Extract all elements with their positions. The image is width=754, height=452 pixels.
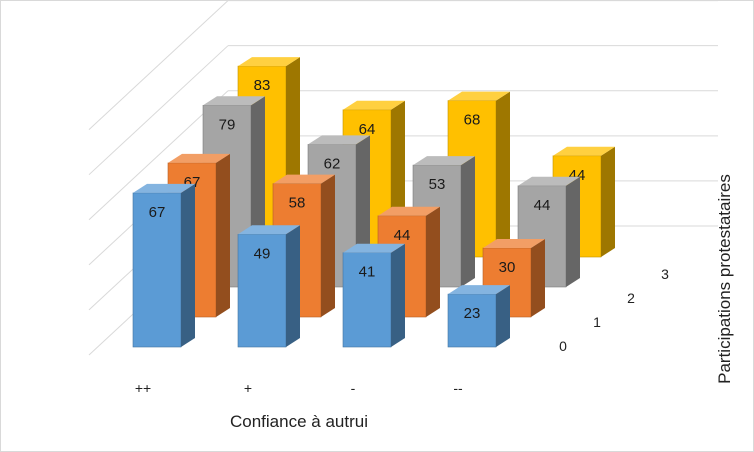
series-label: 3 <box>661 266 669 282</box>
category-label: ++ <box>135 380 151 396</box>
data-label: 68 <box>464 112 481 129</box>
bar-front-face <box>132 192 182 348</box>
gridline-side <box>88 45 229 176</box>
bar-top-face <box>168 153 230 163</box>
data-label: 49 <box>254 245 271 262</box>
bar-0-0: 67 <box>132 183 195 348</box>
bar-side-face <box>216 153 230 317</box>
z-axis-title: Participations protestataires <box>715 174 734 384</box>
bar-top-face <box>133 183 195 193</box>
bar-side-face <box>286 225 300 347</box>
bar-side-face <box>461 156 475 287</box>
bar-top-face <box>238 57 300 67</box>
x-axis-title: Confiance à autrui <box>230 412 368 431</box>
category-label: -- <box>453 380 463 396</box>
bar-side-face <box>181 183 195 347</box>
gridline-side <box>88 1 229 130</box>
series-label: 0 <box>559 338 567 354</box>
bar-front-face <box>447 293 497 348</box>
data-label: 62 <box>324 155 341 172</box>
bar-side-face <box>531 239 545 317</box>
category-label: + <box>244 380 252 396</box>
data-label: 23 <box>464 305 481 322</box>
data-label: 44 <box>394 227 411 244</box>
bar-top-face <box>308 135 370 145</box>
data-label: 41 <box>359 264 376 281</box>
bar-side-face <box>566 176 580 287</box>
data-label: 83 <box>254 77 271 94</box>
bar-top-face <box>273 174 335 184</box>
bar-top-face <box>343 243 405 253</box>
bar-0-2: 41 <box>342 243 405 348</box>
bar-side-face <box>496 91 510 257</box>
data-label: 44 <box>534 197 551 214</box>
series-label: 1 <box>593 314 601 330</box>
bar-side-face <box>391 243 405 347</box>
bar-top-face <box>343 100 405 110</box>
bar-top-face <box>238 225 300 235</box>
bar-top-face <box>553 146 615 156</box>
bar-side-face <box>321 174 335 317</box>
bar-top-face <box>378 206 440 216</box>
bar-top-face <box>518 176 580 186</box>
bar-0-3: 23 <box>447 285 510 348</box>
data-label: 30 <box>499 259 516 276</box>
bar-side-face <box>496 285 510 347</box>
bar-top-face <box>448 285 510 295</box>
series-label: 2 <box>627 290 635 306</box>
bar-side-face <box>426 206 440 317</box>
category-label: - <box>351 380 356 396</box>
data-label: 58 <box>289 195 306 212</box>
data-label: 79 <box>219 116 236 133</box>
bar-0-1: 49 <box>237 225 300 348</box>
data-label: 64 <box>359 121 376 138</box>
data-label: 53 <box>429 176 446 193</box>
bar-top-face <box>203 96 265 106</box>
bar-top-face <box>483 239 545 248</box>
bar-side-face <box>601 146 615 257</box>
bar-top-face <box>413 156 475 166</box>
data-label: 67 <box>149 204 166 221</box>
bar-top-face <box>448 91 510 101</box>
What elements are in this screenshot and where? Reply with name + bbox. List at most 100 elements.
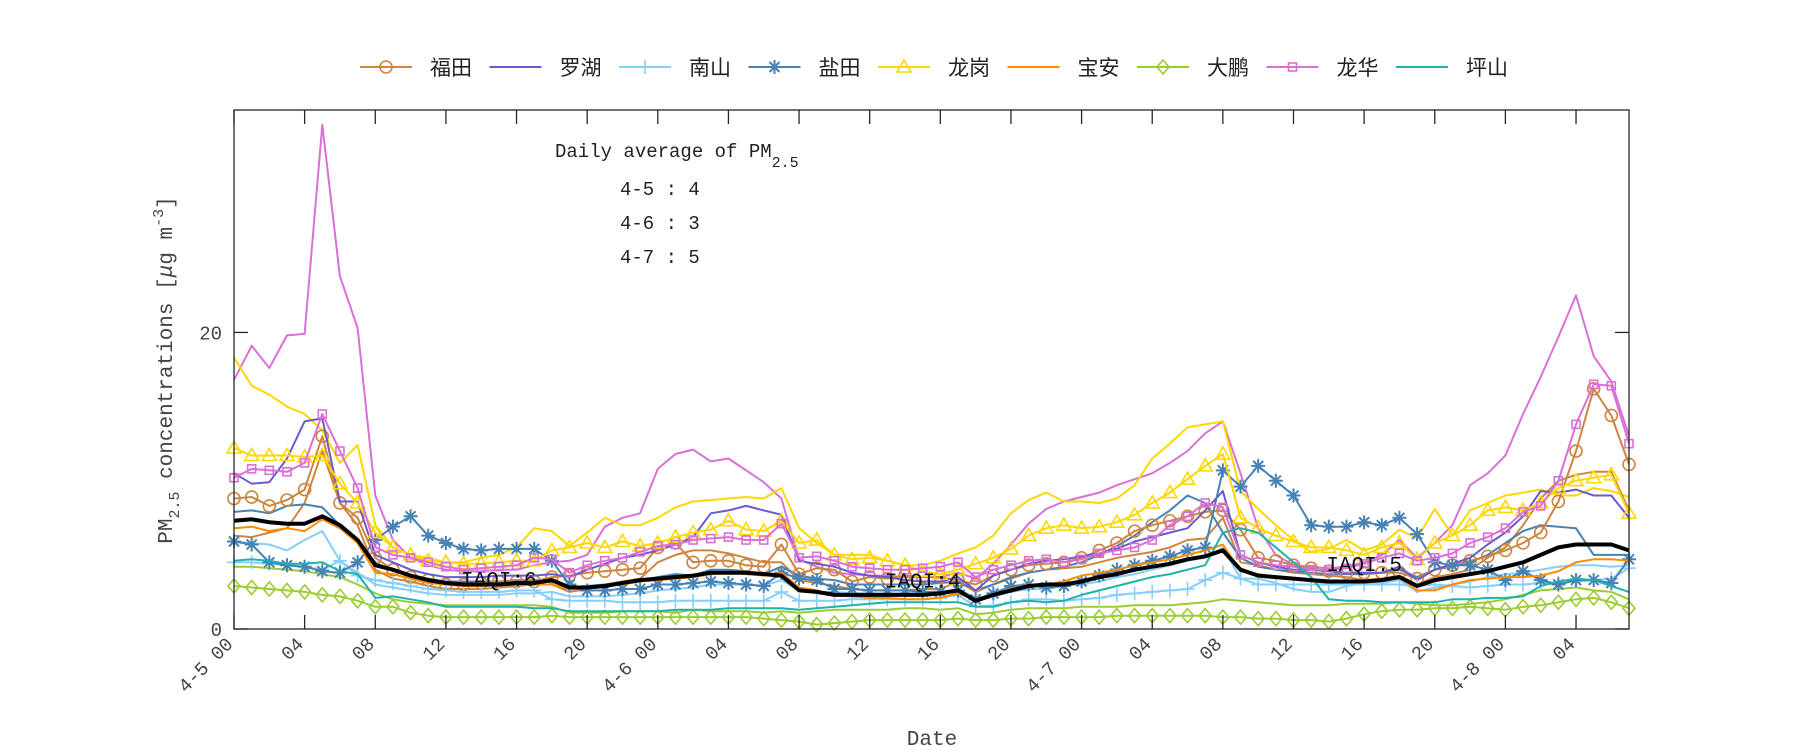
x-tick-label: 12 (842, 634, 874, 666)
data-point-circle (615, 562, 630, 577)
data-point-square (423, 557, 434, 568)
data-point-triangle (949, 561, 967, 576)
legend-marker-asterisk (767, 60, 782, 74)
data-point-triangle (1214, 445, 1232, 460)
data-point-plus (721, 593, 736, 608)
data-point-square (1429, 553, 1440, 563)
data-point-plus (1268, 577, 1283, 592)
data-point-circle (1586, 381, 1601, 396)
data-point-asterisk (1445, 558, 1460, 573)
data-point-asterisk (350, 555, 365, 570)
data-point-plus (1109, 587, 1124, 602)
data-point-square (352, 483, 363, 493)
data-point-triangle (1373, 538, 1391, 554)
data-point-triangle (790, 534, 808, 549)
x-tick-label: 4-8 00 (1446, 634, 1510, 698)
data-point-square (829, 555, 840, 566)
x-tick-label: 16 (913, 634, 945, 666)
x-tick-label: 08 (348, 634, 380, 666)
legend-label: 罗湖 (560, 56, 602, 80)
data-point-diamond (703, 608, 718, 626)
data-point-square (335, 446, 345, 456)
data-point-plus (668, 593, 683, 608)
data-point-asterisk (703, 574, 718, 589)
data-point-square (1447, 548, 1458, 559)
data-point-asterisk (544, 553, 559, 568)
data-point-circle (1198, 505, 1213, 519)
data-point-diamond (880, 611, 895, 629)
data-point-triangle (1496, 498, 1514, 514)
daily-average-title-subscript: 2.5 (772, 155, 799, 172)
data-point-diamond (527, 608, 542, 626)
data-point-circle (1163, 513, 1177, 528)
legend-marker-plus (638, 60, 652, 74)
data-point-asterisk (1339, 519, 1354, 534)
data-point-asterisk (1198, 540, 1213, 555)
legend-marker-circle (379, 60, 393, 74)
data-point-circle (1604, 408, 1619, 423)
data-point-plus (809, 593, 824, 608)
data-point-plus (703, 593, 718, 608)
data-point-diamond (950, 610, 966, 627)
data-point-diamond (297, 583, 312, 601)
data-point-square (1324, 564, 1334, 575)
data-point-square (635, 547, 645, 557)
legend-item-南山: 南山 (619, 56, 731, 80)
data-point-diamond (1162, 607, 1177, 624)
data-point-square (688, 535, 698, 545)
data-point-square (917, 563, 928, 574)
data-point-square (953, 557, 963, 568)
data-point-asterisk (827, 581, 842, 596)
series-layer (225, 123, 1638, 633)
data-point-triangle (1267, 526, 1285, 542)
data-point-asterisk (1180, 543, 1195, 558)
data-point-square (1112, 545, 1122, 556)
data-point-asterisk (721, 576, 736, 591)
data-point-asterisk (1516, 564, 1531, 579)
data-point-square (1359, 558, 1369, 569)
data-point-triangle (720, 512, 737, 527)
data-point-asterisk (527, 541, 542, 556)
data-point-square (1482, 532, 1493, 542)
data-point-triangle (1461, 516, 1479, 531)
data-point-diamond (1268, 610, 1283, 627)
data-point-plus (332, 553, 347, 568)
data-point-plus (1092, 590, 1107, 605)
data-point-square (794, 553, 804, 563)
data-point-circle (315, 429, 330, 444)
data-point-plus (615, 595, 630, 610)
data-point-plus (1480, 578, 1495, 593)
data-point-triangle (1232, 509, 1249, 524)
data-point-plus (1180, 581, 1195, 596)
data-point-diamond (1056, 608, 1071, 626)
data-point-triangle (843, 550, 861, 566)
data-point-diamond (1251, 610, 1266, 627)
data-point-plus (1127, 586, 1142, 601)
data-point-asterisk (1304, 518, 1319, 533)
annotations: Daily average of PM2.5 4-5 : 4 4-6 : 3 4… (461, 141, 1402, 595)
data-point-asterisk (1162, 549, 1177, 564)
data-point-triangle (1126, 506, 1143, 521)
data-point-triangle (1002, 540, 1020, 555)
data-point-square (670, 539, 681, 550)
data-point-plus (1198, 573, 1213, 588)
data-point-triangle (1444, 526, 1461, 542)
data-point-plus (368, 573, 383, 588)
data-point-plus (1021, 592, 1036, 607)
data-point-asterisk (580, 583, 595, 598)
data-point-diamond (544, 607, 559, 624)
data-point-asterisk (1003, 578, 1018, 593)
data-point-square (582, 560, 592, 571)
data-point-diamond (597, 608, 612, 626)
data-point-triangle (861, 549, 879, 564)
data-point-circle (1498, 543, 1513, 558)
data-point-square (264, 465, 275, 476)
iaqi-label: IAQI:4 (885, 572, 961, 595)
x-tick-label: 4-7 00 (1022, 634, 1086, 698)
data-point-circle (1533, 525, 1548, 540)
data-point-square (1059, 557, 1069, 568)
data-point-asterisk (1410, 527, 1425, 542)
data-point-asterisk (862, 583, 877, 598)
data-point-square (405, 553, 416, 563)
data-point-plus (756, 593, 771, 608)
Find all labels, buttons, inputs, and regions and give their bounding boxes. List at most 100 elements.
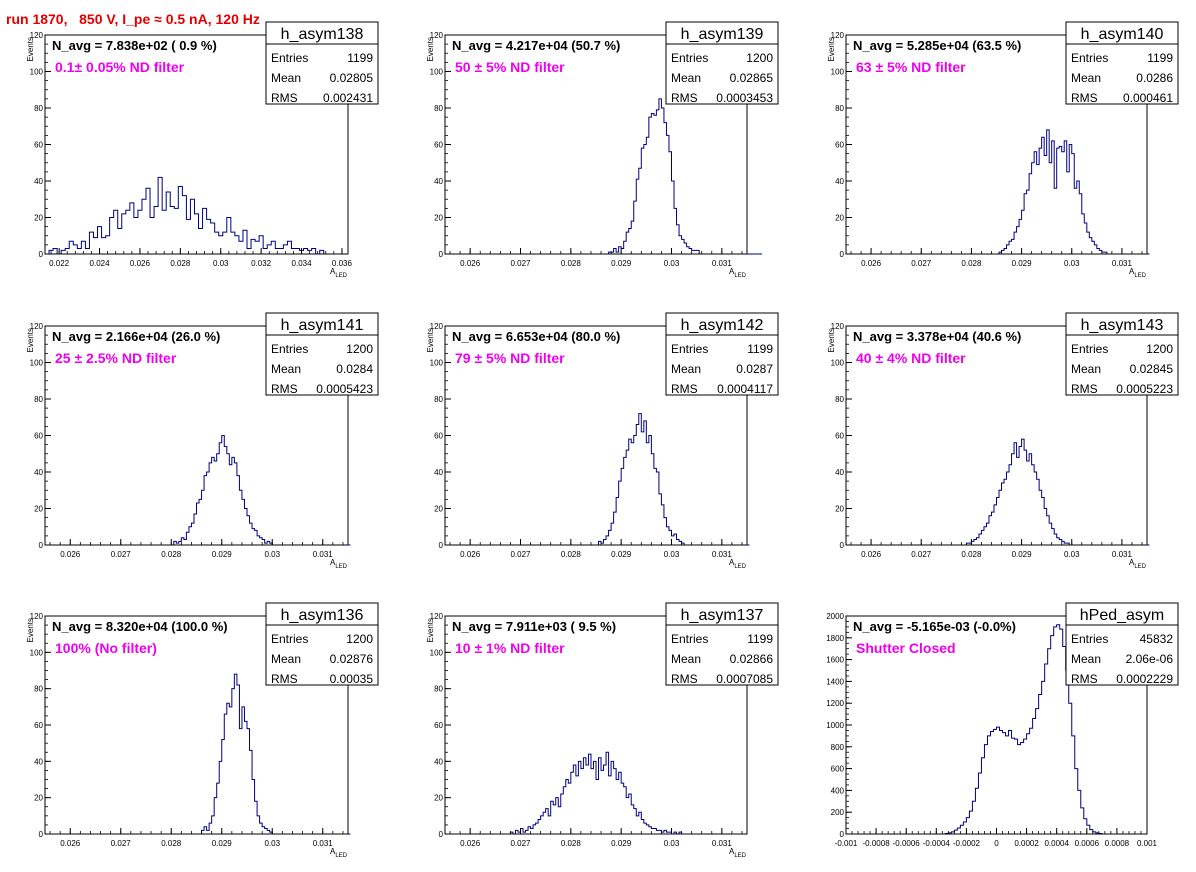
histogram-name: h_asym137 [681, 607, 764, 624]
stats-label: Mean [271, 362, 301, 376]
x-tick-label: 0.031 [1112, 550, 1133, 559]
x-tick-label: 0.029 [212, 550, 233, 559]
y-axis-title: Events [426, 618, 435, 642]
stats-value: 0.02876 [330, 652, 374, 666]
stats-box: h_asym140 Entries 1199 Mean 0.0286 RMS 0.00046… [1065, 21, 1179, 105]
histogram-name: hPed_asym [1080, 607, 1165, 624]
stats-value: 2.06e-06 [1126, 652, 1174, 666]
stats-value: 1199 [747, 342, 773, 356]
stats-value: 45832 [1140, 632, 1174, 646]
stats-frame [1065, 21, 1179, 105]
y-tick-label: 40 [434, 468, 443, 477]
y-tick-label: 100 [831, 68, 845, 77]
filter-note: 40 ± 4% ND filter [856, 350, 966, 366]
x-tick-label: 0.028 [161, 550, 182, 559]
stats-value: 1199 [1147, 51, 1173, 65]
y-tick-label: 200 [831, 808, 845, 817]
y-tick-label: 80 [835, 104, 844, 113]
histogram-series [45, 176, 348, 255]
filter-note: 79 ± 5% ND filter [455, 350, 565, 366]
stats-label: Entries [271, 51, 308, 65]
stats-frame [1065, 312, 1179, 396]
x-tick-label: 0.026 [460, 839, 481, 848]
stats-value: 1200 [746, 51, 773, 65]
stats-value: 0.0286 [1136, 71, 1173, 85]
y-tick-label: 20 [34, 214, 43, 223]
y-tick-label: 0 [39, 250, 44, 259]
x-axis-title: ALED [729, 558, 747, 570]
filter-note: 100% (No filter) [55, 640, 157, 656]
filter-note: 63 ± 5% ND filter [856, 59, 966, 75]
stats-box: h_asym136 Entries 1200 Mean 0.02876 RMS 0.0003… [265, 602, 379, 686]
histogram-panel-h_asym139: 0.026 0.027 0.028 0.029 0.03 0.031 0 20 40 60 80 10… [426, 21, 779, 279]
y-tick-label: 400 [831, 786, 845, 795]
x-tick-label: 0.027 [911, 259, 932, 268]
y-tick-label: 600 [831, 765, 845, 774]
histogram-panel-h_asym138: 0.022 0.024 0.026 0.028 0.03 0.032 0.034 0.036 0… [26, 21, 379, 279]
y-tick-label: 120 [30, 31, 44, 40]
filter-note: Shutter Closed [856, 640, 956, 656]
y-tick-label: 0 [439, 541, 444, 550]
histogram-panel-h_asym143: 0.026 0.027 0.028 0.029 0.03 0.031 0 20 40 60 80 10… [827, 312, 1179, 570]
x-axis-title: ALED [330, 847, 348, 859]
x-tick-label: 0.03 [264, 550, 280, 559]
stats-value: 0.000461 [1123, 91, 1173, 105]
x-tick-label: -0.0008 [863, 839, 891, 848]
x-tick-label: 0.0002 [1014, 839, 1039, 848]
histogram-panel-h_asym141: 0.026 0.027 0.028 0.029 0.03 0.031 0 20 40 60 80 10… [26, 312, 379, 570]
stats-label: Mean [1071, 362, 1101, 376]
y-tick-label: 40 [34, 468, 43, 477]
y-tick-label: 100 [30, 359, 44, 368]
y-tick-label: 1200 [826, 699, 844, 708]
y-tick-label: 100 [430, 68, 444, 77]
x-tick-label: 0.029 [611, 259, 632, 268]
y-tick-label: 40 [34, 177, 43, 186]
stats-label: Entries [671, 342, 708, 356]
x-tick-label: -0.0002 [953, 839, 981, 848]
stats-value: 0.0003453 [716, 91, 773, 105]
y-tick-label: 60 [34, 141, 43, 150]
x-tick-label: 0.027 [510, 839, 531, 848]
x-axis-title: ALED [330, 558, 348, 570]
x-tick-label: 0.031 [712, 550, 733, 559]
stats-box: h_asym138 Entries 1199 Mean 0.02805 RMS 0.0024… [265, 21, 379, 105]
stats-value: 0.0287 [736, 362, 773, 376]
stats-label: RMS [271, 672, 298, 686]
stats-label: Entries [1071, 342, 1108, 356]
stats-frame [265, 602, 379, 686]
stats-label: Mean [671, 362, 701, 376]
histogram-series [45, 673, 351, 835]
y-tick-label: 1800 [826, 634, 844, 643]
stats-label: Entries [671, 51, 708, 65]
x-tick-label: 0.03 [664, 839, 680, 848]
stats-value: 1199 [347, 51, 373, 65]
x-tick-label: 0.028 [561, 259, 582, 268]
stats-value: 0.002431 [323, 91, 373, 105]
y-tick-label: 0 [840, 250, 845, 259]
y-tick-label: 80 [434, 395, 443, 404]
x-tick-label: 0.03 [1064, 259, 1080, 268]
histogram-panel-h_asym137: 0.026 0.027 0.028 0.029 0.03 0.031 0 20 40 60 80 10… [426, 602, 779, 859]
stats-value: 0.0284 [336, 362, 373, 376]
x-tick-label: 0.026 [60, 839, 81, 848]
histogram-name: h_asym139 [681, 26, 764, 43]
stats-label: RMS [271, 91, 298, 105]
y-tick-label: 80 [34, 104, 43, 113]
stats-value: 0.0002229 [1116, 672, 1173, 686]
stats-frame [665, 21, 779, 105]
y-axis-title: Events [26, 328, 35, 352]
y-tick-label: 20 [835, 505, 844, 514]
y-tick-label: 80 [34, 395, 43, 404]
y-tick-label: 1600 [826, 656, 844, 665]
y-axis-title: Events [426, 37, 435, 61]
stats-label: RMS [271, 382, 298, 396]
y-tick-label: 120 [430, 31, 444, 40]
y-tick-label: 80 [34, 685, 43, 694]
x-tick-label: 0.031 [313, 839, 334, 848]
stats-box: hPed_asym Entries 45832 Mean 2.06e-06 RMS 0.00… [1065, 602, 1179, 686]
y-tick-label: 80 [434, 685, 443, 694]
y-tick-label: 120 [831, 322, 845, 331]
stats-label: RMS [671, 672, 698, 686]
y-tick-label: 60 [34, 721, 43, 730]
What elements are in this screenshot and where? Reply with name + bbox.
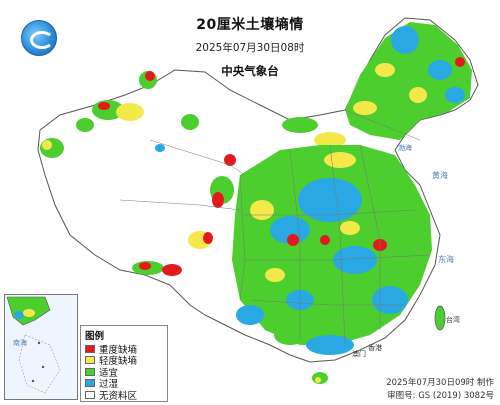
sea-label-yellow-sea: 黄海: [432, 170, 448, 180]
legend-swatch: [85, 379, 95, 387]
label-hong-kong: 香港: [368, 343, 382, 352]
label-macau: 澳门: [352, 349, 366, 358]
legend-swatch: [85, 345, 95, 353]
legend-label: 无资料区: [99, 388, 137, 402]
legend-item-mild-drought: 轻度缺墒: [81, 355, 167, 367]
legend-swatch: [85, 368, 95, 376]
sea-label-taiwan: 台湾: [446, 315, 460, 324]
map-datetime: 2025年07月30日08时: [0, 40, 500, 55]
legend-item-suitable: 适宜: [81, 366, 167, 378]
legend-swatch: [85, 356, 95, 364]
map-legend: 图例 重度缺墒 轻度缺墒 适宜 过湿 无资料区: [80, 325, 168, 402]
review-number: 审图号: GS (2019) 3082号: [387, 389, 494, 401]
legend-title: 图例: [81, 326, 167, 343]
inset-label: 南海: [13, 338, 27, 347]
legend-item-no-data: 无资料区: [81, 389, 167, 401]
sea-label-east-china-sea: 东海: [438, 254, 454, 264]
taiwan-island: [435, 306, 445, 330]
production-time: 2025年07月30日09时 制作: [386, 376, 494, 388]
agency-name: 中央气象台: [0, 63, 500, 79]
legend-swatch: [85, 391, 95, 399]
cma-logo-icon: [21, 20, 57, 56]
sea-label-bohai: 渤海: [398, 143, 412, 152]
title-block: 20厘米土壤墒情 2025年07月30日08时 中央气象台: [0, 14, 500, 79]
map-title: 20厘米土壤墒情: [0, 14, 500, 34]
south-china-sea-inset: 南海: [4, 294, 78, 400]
· · · · ·
How many lines of the listing above contain the string "axis"? Reply with the number alone.

8